◆ **Problem to solve**
Copy every line of the material below word for word.

** Begin **

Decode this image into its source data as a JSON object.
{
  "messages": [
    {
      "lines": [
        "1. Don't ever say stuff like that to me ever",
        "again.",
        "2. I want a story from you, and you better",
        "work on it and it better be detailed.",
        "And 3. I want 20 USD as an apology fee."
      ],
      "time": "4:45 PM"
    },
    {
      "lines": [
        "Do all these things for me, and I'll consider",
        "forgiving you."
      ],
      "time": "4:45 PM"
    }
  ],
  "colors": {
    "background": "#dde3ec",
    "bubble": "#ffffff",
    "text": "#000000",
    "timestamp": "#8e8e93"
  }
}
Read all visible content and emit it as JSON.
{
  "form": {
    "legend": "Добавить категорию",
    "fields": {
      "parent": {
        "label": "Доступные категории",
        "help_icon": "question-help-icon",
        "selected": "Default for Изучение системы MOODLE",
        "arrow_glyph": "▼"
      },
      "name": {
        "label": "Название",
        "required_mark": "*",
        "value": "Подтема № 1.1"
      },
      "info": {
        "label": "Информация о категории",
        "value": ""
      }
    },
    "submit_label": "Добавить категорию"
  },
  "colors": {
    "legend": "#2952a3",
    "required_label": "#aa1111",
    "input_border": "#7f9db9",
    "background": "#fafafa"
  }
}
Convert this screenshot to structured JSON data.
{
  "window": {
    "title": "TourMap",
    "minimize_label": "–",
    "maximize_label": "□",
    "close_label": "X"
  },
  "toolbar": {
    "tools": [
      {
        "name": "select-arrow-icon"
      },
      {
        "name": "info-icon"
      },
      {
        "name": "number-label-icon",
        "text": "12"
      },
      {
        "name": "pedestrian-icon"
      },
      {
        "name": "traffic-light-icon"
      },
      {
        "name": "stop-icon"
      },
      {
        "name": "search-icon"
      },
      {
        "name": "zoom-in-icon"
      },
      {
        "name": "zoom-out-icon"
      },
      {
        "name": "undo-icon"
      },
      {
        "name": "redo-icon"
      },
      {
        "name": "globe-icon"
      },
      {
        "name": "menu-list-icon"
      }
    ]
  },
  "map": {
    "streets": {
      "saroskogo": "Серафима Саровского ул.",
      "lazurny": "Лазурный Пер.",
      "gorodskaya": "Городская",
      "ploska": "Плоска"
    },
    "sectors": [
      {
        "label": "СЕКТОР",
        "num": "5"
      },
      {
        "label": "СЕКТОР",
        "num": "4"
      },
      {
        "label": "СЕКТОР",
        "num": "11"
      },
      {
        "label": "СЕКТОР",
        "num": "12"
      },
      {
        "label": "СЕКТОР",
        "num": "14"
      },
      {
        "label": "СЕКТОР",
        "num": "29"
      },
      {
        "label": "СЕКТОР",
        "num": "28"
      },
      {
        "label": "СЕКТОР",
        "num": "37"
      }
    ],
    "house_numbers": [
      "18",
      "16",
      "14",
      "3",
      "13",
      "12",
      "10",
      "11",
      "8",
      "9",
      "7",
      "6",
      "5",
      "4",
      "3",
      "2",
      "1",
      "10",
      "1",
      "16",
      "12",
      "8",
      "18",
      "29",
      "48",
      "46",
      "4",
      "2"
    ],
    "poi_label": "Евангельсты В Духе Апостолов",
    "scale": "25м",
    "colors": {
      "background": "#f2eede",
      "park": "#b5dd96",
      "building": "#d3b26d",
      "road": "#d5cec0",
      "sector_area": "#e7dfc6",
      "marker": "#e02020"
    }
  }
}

** End **

◆ **Task solution**
Decode this image into its source data as a JSON object.
{
  "messages": [
    {
      "lines": [
        "1. Don't ever say stuff like that to me ever",
        "again.",
        "2. I want a story from you, and you better",
        "work on it and it better be detailed.",
        "And 3. I want 20 USD as an apology fee."
      ],
      "time": "4:45 PM"
    },
    {
      "lines": [
        "Do all these things for me, and I'll consider",
        "forgiving you."
      ],
      "time": "4:45 PM"
    }
  ],
  "colors": {
    "background": "#dde3ec",
    "bubble": "#ffffff",
    "text": "#000000",
    "timestamp": "#8e8e93"
  }
}
Read all visible content and emit it as JSON.
{
  "form": {
    "legend": "Добавить категорию",
    "fields": {
      "parent": {
        "label": "Доступные категории",
        "help_icon": "question-help-icon",
        "selected": "Default for Изучение системы MOODLE",
        "arrow_glyph": "▼"
      },
      "name": {
        "label": "Название",
        "required_mark": "*",
        "value": "Подтема № 1.1"
      },
      "info": {
        "label": "Информация о категории",
        "value": ""
      }
    },
    "submit_label": "Добавить категорию"
  },
  "colors": {
    "legend": "#2952a3",
    "required_label": "#aa1111",
    "input_border": "#7f9db9",
    "background": "#fafafa"
  }
}
Convert this screenshot to structured JSON data.
{
  "window": {
    "title": "TourMap",
    "minimize_label": "–",
    "maximize_label": "□",
    "close_label": "X"
  },
  "toolbar": {
    "tools": [
      {
        "name": "select-arrow-icon"
      },
      {
        "name": "info-icon"
      },
      {
        "name": "number-label-icon",
        "text": "12"
      },
      {
        "name": "pedestrian-icon"
      },
      {
        "name": "traffic-light-icon"
      },
      {
        "name": "stop-icon"
      },
      {
        "name": "search-icon"
      },
      {
        "name": "zoom-in-icon"
      },
      {
        "name": "zoom-out-icon"
      },
      {
        "name": "undo-icon"
      },
      {
        "name": "redo-icon"
      },
      {
        "name": "globe-icon"
      },
      {
        "name": "menu-list-icon"
      }
    ]
  },
  "map": {
    "streets": {
      "saroskogo": "Серафима Саровского ул.",
      "lazurny": "Лазурный Пер.",
      "gorodskaya": "Городская",
      "ploska": "Плоска"
    },
    "sectors": [
      {
        "label": "СЕКТОР",
        "num": "5"
      },
      {
        "label": "СЕКТОР",
        "num": "4"
      },
      {
        "label": "СЕКТОР",
        "num": "11"
      },
      {
        "label": "СЕКТОР",
        "num": "12"
      },
      {
        "label": "СЕКТОР",
        "num": "14"
      },
      {
        "label": "СЕКТОР",
        "num": "29"
      },
      {
        "label": "СЕКТОР",
        "num": "28"
      },
      {
        "label": "СЕКТОР",
        "num": "37"
      }
    ],
    "house_numbers": [
      "18",
      "16",
      "14",
      "3",
      "13",
      "12",
      "10",
      "11",
      "8",
      "9",
      "7",
      "6",
      "5",
      "4",
      "3",
      "2",
      "1",
      "10",
      "1",
      "16",
      "12",
      "8",
      "18",
      "29",
      "48",
      "46",
      "4",
      "2"
    ],
    "poi_label": "Евангельсты В Духе Апостолов",
    "scale": "25м",
    "colors": {
      "background": "#f2eede",
      "park": "#b5dd96",
      "building": "#d3b26d",
      "road": "#d5cec0",
      "sector_area": "#e7dfc6",
      "marker": "#e02020"
    }
  }
}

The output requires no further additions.